*Exercise objective:* Copy every record below, exactly as written.

Entries with figure data
● ● ● ●
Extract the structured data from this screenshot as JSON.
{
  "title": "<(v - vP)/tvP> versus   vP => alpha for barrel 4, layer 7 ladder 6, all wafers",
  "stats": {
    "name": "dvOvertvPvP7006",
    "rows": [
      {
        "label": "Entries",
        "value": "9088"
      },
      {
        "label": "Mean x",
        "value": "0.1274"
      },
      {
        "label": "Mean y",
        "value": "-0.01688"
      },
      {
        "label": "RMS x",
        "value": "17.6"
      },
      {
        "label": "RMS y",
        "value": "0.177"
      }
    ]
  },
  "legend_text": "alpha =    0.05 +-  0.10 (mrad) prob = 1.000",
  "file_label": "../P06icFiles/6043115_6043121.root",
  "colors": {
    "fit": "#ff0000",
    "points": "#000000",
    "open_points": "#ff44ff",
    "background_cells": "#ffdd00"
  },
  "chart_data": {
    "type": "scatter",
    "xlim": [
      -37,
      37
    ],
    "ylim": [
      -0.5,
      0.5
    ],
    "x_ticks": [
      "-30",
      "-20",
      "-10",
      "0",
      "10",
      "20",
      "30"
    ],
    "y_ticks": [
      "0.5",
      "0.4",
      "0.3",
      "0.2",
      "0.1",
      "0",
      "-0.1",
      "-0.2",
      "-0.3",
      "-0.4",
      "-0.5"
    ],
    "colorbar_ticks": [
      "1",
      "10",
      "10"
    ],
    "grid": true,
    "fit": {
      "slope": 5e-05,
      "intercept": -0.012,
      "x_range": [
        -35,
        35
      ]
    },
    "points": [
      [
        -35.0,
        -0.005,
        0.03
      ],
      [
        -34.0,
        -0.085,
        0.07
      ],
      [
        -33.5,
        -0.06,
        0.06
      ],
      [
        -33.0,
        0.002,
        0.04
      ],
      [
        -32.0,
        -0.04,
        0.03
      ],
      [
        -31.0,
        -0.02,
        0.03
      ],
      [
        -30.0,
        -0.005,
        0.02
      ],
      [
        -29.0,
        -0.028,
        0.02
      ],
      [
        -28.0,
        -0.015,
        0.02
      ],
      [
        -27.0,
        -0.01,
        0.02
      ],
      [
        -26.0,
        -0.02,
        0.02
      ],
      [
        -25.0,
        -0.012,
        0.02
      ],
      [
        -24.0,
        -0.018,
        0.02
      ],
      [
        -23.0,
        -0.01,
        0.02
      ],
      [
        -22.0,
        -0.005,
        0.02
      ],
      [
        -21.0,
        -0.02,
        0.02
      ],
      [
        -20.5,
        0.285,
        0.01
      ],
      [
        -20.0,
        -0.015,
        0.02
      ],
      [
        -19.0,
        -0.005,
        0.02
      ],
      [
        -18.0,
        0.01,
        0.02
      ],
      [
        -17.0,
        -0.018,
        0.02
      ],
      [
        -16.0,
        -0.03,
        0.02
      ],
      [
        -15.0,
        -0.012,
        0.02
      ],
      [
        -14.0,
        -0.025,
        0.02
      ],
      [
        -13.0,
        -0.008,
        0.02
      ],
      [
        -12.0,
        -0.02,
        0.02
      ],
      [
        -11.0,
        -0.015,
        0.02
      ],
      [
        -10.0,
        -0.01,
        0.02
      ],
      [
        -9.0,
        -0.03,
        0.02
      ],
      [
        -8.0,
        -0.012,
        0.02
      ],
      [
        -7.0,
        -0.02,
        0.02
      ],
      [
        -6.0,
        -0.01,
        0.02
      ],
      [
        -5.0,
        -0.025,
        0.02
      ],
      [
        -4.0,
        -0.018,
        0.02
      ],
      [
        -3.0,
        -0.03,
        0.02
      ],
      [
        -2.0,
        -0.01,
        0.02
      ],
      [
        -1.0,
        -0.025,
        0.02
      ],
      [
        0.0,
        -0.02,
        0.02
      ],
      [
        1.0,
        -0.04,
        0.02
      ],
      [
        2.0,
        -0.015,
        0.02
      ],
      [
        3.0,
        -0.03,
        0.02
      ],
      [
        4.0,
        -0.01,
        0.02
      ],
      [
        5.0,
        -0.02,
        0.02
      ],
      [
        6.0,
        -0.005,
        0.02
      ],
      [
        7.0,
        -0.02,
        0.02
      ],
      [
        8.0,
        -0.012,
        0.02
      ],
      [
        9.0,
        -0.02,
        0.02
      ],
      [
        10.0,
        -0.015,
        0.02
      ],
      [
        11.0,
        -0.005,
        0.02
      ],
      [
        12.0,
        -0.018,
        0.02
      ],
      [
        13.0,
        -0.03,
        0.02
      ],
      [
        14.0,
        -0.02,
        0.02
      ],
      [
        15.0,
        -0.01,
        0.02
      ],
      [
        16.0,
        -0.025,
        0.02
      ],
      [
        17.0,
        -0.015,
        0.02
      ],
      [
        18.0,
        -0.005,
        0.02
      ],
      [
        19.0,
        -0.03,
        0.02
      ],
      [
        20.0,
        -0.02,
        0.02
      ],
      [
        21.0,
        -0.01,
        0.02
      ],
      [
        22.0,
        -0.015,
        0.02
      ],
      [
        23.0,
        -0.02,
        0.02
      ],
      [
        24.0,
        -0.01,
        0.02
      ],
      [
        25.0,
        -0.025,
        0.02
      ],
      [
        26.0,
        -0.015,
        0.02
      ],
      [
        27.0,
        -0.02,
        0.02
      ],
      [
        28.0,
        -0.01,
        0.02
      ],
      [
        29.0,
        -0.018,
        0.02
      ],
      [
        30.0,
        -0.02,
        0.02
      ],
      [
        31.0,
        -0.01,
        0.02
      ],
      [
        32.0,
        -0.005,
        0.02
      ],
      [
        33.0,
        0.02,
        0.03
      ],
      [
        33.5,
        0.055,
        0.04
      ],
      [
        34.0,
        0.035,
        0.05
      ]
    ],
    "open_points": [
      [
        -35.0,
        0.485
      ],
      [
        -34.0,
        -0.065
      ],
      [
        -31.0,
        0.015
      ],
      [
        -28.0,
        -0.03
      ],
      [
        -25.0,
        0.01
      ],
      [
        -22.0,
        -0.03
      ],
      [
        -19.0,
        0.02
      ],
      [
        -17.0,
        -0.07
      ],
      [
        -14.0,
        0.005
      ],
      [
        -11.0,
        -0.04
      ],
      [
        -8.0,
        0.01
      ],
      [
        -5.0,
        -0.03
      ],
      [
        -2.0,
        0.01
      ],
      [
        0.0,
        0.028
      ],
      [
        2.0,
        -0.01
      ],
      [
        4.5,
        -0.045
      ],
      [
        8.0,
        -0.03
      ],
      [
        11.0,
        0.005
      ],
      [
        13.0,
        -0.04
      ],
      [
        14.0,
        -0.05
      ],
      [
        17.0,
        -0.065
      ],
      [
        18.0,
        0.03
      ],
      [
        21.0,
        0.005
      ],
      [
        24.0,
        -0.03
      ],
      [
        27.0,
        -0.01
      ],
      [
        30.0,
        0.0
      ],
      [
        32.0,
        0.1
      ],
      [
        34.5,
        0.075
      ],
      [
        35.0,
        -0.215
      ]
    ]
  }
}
● ● ● ●
*Reply to the exercise:*
Extract the structured data from this screenshot as JSON.
{
  "title": "<(v - vP)/tvP> versus   vP => alpha for barrel 4, layer 7 ladder 6, all wafers",
  "stats": {
    "name": "dvOvertvPvP7006",
    "rows": [
      {
        "label": "Entries",
        "value": "9088"
      },
      {
        "label": "Mean x",
        "value": "0.1274"
      },
      {
        "label": "Mean y",
        "value": "-0.01688"
      },
      {
        "label": "RMS x",
        "value": "17.6"
      },
      {
        "label": "RMS y",
        "value": "0.177"
      }
    ]
  },
  "legend_text": "alpha =    0.05 +-  0.10 (mrad) prob = 1.000",
  "file_label": "../P06icFiles/6043115_6043121.root",
  "colors": {
    "fit": "#ff0000",
    "points": "#000000",
    "open_points": "#ff44ff",
    "background_cells": "#ffdd00"
  },
  "chart_data": {
    "type": "scatter",
    "xlim": [
      -37,
      37
    ],
    "ylim": [
      -0.5,
      0.5
    ],
    "x_ticks": [
      "-30",
      "-20",
      "-10",
      "0",
      "10",
      "20",
      "30"
    ],
    "y_ticks": [
      "0.5",
      "0.4",
      "0.3",
      "0.2",
      "0.1",
      "0",
      "-0.1",
      "-0.2",
      "-0.3",
      "-0.4",
      "-0.5"
    ],
    "colorbar_ticks": [
      "1",
      "10",
      "10"
    ],
    "grid": true,
    "fit": {
      "slope": 5e-05,
      "intercept": -0.012,
      "x_range": [
        -35,
        35
      ]
    },
    "points": [
      [
        -35.0,
        -0.005,
        0.03
      ],
      [
        -34.0,
        -0.085,
        0.07
      ],
      [
        -33.5,
        -0.06,
        0.06
      ],
      [
        -33.0,
        0.002,
        0.04
      ],
      [
        -32.0,
        -0.04,
        0.03
      ],
      [
        -31.0,
        -0.02,
        0.03
      ],
      [
        -30.0,
        -0.005,
        0.02
      ],
      [
        -29.0,
        -0.028,
        0.02
      ],
      [
        -28.0,
        -0.015,
        0.02
      ],
      [
        -27.0,
        -0.01,
        0.02
      ],
      [
        -26.0,
        -0.02,
        0.02
      ],
      [
        -25.0,
        -0.012,
        0.02
      ],
      [
        -24.0,
        -0.018,
        0.02
      ],
      [
        -23.0,
        -0.01,
        0.02
      ],
      [
        -22.0,
        -0.005,
        0.02
      ],
      [
        -21.0,
        -0.02,
        0.02
      ],
      [
        -20.5,
        0.285,
        0.01
      ],
      [
        -20.0,
        -0.015,
        0.02
      ],
      [
        -19.0,
        -0.005,
        0.02
      ],
      [
        -18.0,
        0.01,
        0.02
      ],
      [
        -17.0,
        -0.018,
        0.02
      ],
      [
        -16.0,
        -0.03,
        0.02
      ],
      [
        -15.0,
        -0.012,
        0.02
      ],
      [
        -14.0,
        -0.025,
        0.02
      ],
      [
        -13.0,
        -0.008,
        0.02
      ],
      [
        -12.0,
        -0.02,
        0.02
      ],
      [
        -11.0,
        -0.015,
        0.02
      ],
      [
        -10.0,
        -0.01,
        0.02
      ],
      [
        -9.0,
        -0.03,
        0.02
      ],
      [
        -8.0,
        -0.012,
        0.02
      ],
      [
        -7.0,
        -0.02,
        0.02
      ],
      [
        -6.0,
        -0.01,
        0.02
      ],
      [
        -5.0,
        -0.025,
        0.02
      ],
      [
        -4.0,
        -0.018,
        0.02
      ],
      [
        -3.0,
        -0.03,
        0.02
      ],
      [
        -2.0,
        -0.01,
        0.02
      ],
      [
        -1.0,
        -0.025,
        0.02
      ],
      [
        0.0,
        -0.02,
        0.02
      ],
      [
        1.0,
        -0.04,
        0.02
      ],
      [
        2.0,
        -0.015,
        0.02
      ],
      [
        3.0,
        -0.03,
        0.02
      ],
      [
        4.0,
        -0.01,
        0.02
      ],
      [
        5.0,
        -0.02,
        0.02
      ],
      [
        6.0,
        -0.005,
        0.02
      ],
      [
        7.0,
        -0.02,
        0.02
      ],
      [
        8.0,
        -0.012,
        0.02
      ],
      [
        9.0,
        -0.02,
        0.02
      ],
      [
        10.0,
        -0.015,
        0.02
      ],
      [
        11.0,
        -0.005,
        0.02
      ],
      [
        12.0,
        -0.018,
        0.02
      ],
      [
        13.0,
        -0.03,
        0.02
      ],
      [
        14.0,
        -0.02,
        0.02
      ],
      [
        15.0,
        -0.01,
        0.02
      ],
      [
        16.0,
        -0.025,
        0.02
      ],
      [
        17.0,
        -0.015,
        0.02
      ],
      [
        18.0,
        -0.005,
        0.02
      ],
      [
        19.0,
        -0.03,
        0.02
      ],
      [
        20.0,
        -0.02,
        0.02
      ],
      [
        21.0,
        -0.01,
        0.02
      ],
      [
        22.0,
        -0.015,
        0.02
      ],
      [
        23.0,
        -0.02,
        0.02
      ],
      [
        24.0,
        -0.01,
        0.02
      ],
      [
        25.0,
        -0.025,
        0.02
      ],
      [
        26.0,
        -0.015,
        0.02
      ],
      [
        27.0,
        -0.02,
        0.02
      ],
      [
        28.0,
        -0.01,
        0.02
      ],
      [
        29.0,
        -0.018,
        0.02
      ],
      [
        30.0,
        -0.02,
        0.02
      ],
      [
        31.0,
        -0.01,
        0.02
      ],
      [
        32.0,
        -0.005,
        0.02
      ],
      [
        33.0,
        0.02,
        0.03
      ],
      [
        33.5,
        0.055,
        0.04
      ],
      [
        34.0,
        0.035,
        0.05
      ]
    ],
    "open_points": [
      [
        -35.0,
        0.485
      ],
      [
        -34.0,
        -0.065
      ],
      [
        -31.0,
        0.015
      ],
      [
        -28.0,
        -0.03
      ],
      [
        -25.0,
        0.01
      ],
      [
        -22.0,
        -0.03
      ],
      [
        -19.0,
        0.02
      ],
      [
        -17.0,
        -0.07
      ],
      [
        -14.0,
        0.005
      ],
      [
        -11.0,
        -0.04
      ],
      [
        -8.0,
        0.01
      ],
      [
        -5.0,
        -0.03
      ],
      [
        -2.0,
        0.01
      ],
      [
        0.0,
        0.028
      ],
      [
        2.0,
        -0.01
      ],
      [
        4.5,
        -0.045
      ],
      [
        8.0,
        -0.03
      ],
      [
        11.0,
        0.005
      ],
      [
        13.0,
        -0.04
      ],
      [
        14.0,
        -0.05
      ],
      [
        17.0,
        -0.065
      ],
      [
        18.0,
        0.03
      ],
      [
        21.0,
        0.005
      ],
      [
        24.0,
        -0.03
      ],
      [
        27.0,
        -0.01
      ],
      [
        30.0,
        0.0
      ],
      [
        32.0,
        0.1
      ],
      [
        34.5,
        0.075
      ],
      [
        35.0,
        -0.215
      ]
    ]
  }
}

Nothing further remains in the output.